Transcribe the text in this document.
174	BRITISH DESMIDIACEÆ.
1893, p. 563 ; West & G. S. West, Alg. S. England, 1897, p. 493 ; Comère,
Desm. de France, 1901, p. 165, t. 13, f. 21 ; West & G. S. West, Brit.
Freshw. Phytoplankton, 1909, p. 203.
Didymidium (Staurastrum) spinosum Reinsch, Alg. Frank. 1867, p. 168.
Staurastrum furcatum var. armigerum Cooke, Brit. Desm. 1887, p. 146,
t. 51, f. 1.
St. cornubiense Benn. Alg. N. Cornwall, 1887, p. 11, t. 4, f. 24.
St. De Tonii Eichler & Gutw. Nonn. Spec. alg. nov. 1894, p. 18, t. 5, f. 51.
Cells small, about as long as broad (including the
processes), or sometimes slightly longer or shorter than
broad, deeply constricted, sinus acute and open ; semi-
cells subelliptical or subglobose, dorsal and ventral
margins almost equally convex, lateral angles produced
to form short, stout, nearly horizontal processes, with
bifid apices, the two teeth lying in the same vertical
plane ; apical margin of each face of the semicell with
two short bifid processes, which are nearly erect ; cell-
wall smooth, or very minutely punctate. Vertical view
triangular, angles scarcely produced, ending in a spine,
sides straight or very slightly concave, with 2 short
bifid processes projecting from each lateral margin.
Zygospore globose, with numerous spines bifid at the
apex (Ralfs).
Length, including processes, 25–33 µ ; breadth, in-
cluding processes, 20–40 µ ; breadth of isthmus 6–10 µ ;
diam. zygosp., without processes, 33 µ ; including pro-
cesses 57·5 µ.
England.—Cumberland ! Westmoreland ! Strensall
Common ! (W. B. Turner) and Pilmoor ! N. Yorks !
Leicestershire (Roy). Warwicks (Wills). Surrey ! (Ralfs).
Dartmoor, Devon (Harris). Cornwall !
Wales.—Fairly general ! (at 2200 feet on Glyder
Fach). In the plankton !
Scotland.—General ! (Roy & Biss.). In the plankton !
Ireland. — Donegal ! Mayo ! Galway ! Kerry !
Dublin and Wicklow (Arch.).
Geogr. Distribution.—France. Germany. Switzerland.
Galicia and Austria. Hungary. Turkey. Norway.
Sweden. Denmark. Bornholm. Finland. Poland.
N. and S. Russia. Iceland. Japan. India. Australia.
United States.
※
Copy all data exactly, start to finish.

Transcribe the text in this document.
174	BRITISH DESMIDIACEÆ.
1893, p. 563 ; West & G. S. West, Alg. S. England, 1897, p. 493 ; Comère,
Desm. de France, 1901, p. 165, t. 13, f. 21 ; West & G. S. West, Brit.
Freshw. Phytoplankton, 1909, p. 203.
Didymidium (Staurastrum) spinosum Reinsch, Alg. Frank. 1867, p. 168.
Staurastrum furcatum var. armigerum Cooke, Brit. Desm. 1887, p. 146,
t. 51, f. 1.
St. cornubiense Benn. Alg. N. Cornwall, 1887, p. 11, t. 4, f. 24.
St. De Tonii Eichler & Gutw. Nonn. Spec. alg. nov. 1894, p. 18, t. 5, f. 51.
Cells small, about as long as broad (including the
processes), or sometimes slightly longer or shorter than
broad, deeply constricted, sinus acute and open ; semi-
cells subelliptical or subglobose, dorsal and ventral
margins almost equally convex, lateral angles produced
to form short, stout, nearly horizontal processes, with
bifid apices, the two teeth lying in the same vertical
plane ; apical margin of each face of the semicell with
two short bifid processes, which are nearly erect ; cell-
wall smooth, or very minutely punctate. Vertical view
triangular, angles scarcely produced, ending in a spine,
sides straight or very slightly concave, with 2 short
bifid processes projecting from each lateral margin.
Zygospore globose, with numerous spines bifid at the
apex (Ralfs).
Length, including processes, 25–33 µ ; breadth, in-
cluding processes, 20–40 µ ; breadth of isthmus 6–10 µ ;
diam. zygosp., without processes, 33 µ ; including pro-
cesses 57·5 µ.
England.—Cumberland ! Westmoreland ! Strensall
Common ! (W. B. Turner) and Pilmoor ! N. Yorks !
Leicestershire (Roy). Warwicks (Wills). Surrey ! (Ralfs).
Dartmoor, Devon (Harris). Cornwall !
Wales.—Fairly general ! (at 2200 feet on Glyder
Fach). In the plankton !
Scotland.—General ! (Roy & Biss.). In the plankton !
Ireland. — Donegal ! Mayo ! Galway ! Kerry !
Dublin and Wicklow (Arch.).
Geogr. Distribution.—France. Germany. Switzerland.
Galicia and Austria. Hungary. Turkey. Norway.
Sweden. Denmark. Bornholm. Finland. Poland.
N. and S. Russia. Iceland. Japan. India. Australia.
United States.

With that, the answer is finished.